The problem:
Quote the data below in full, minus the images.

>> start Records provided

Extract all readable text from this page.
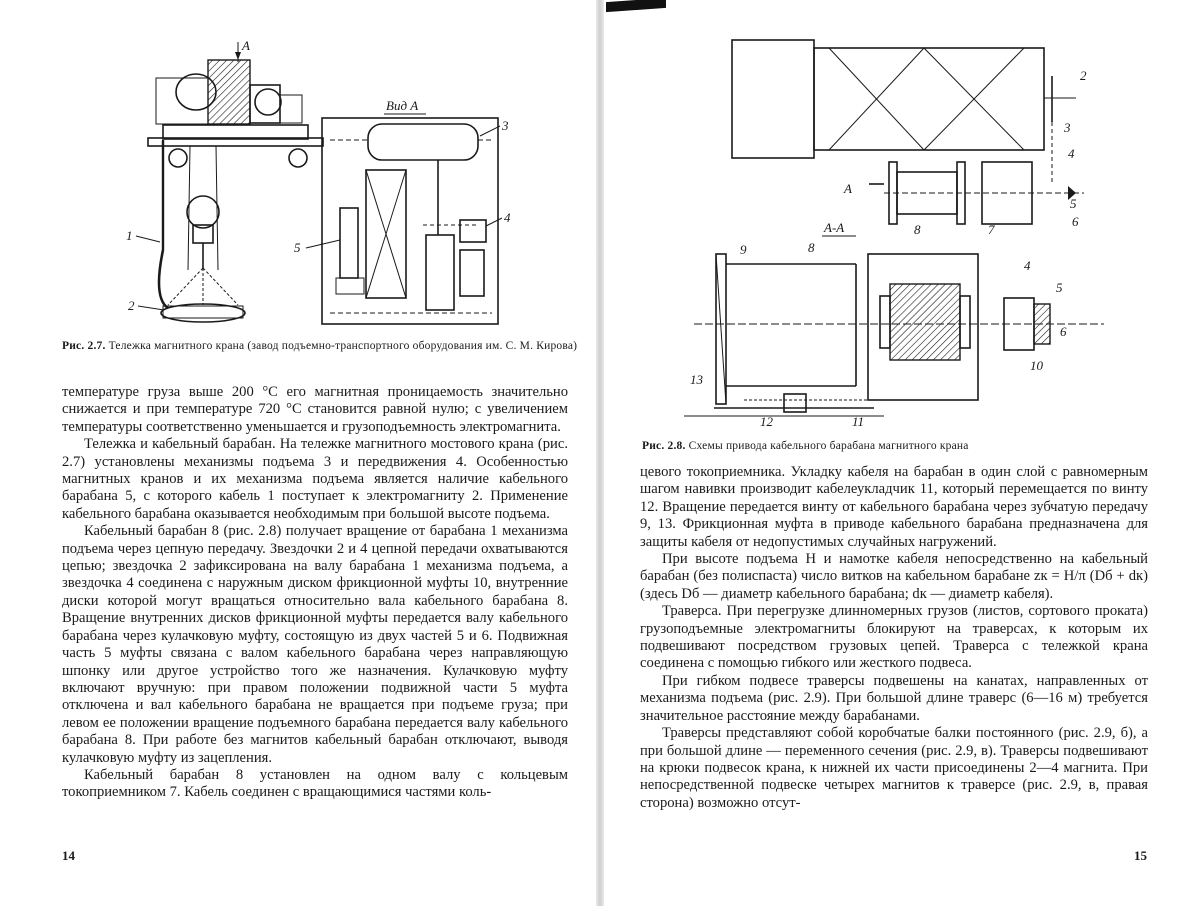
A
1
2
Вид А
3
4
5
Рис. 2.7. Тележка магнитного крана (завод подъемно-транспортного оборудования им. С. М. Кирова)

температуре груза выше 200 °С его магнитная проницаемость значительно снижается и при температуре 720 °С становится равной нулю; с увеличением температуры соответственно уменьшается и грузоподъемность электромагнита.

Тележка и кабельный барабан. На тележке магнитного мостового крана (рис. 2.7) установлены механизмы подъема 3 и передвижения 4. Особенностью магнитных кранов и их механизма подъема является наличие кабельного барабана 5, с которого кабель 1 поступает к электромагниту 2. Применение кабельного барабана оказывается необходимым при большой высоте подъема.

Кабельный барабан 8 (рис. 2.8) получает вращение от барабана 1 механизма подъема через цепную передачу. Звездочки 2 и 4 цепной передачи охватываются цепью; звездочка 2 зафиксирована на валу барабана 1 механизма подъема, а звездочка 4 соединена с наружным диском фрикционной муфты 10, внутренние диски которой могут вращаться относительно вала кабельного барабана 8. Вращение внутренних дисков фрикционной муфты передается валу кабельного барабана через кулачковую муфту, состоящую из двух частей 5 и 6. Подвижная часть 5 муфты связана с валом кабельного барабана через направляющую шпонку или другое устройство того же назначения. Кулачковую муфту включают вручную: при правом положении подвижной части 5 муфта отключена и вал кабельного барабана не вращается при подъеме груза; при левом ее положении вращение подъемного барабана передается валу кабельного барабана 8. При работе без магнитов кабельный барабан отключают, выводя кулачковую муфту из зацепления.

Кабельный барабан 8 установлен на одном валу с кольцевым токоприемником 7. Кабель соединен с вращающимися частями коль-

14
2
3
4
A
8	7
5
6
А-А
9	8
4
5
6
10
13
12	11
Рис. 2.8. Схемы привода кабельного барабана магнитного крана

цевого токоприемника. Укладку кабеля на барабан в один слой с равномерным шагом навивки производит кабелеукладчик 11, который перемещается по винту 12. Вращение передается винту от кабельного барабана через зубчатую передачу 9, 13. Фрикционная муфта в приводе кабельного барабана предназначена для защиты кабеля от недопустимых случайных нагружений.

При высоте подъема H и намотке кабеля непосредственно на кабельный барабан (без полиспаста) число витков на кабельном барабане zк = H/π (Dб + dк) (здесь Dб — диаметр кабельного барабана; dк — диаметр кабеля).

Траверса. При перегрузке длинномерных грузов (листов, сортового проката) грузоподъемные электромагниты блокируют на траверсах, к которым их подвешивают посредством грузовых цепей. Траверса с тележкой крана соединена с помощью гибкого или жесткого подвеса.

При гибком подвесе траверсы подвешены на канатах, направленных от механизма подъема (рис. 2.9). При большой длине траверс (6—16 м) требуется значительное расстояние между барабанами.

Траверсы представляют собой коробчатые балки постоянного (рис. 2.9, б), а при большой длине — переменного сечения (рис. 2.9, в). Траверсы подвешивают на крюки подвесок крана, к нижней их части присоединены 2—4 магнита. При непосредственной подвеске четырех магнитов к траверсе (рис. 2.9, в, правая сторона) возможно отсут-

15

>> end Records provided

Response to this exercise:
Extract all readable text from this page.
A
1
2
Вид А
3
4
5
Рис. 2.7. Тележка магнитного крана (завод подъемно-транспортного оборудования им. С. М. Кирова)

температуре груза выше 200 °С его магнитная проницаемость значительно снижается и при температуре 720 °С становится равной нулю; с увеличением температуры соответственно уменьшается и грузоподъемность электромагнита.

Тележка и кабельный барабан. На тележке магнитного мостового крана (рис. 2.7) установлены механизмы подъема 3 и передвижения 4. Особенностью магнитных кранов и их механизма подъема является наличие кабельного барабана 5, с которого кабель 1 поступает к электромагниту 2. Применение кабельного барабана оказывается необходимым при большой высоте подъема.

Кабельный барабан 8 (рис. 2.8) получает вращение от барабана 1 механизма подъема через цепную передачу. Звездочки 2 и 4 цепной передачи охватываются цепью; звездочка 2 зафиксирована на валу барабана 1 механизма подъема, а звездочка 4 соединена с наружным диском фрикционной муфты 10, внутренние диски которой могут вращаться относительно вала кабельного барабана 8. Вращение внутренних дисков фрикционной муфты передается валу кабельного барабана через кулачковую муфту, состоящую из двух частей 5 и 6. Подвижная часть 5 муфты связана с валом кабельного барабана через направляющую шпонку или другое устройство того же назначения. Кулачковую муфту включают вручную: при правом положении подвижной части 5 муфта отключена и вал кабельного барабана не вращается при подъеме груза; при левом ее положении вращение подъемного барабана передается валу кабельного барабана 8. При работе без магнитов кабельный барабан отключают, выводя кулачковую муфту из зацепления.

Кабельный барабан 8 установлен на одном валу с кольцевым токоприемником 7. Кабель соединен с вращающимися частями коль-

14
2
3
4
A
8	7
5
6
А-А
9	8
4
5
6
10
13
12	11
Рис. 2.8. Схемы привода кабельного барабана магнитного крана

цевого токоприемника. Укладку кабеля на барабан в один слой с равномерным шагом навивки производит кабелеукладчик 11, который перемещается по винту 12. Вращение передается винту от кабельного барабана через зубчатую передачу 9, 13. Фрикционная муфта в приводе кабельного барабана предназначена для защиты кабеля от недопустимых случайных нагружений.

При высоте подъема H и намотке кабеля непосредственно на кабельный барабан (без полиспаста) число витков на кабельном барабане zк = H/π (Dб + dк) (здесь Dб — диаметр кабельного барабана; dк — диаметр кабеля).

Траверса. При перегрузке длинномерных грузов (листов, сортового проката) грузоподъемные электромагниты блокируют на траверсах, к которым их подвешивают посредством грузовых цепей. Траверса с тележкой крана соединена с помощью гибкого или жесткого подвеса.

При гибком подвесе траверсы подвешены на канатах, направленных от механизма подъема (рис. 2.9). При большой длине траверс (6—16 м) требуется значительное расстояние между барабанами.

Траверсы представляют собой коробчатые балки постоянного (рис. 2.9, б), а при большой длине — переменного сечения (рис. 2.9, в). Траверсы подвешивают на крюки подвесок крана, к нижней их части присоединены 2—4 магнита. При непосредственной подвеске четырех магнитов к траверсе (рис. 2.9, в, правая сторона) возможно отсут-

15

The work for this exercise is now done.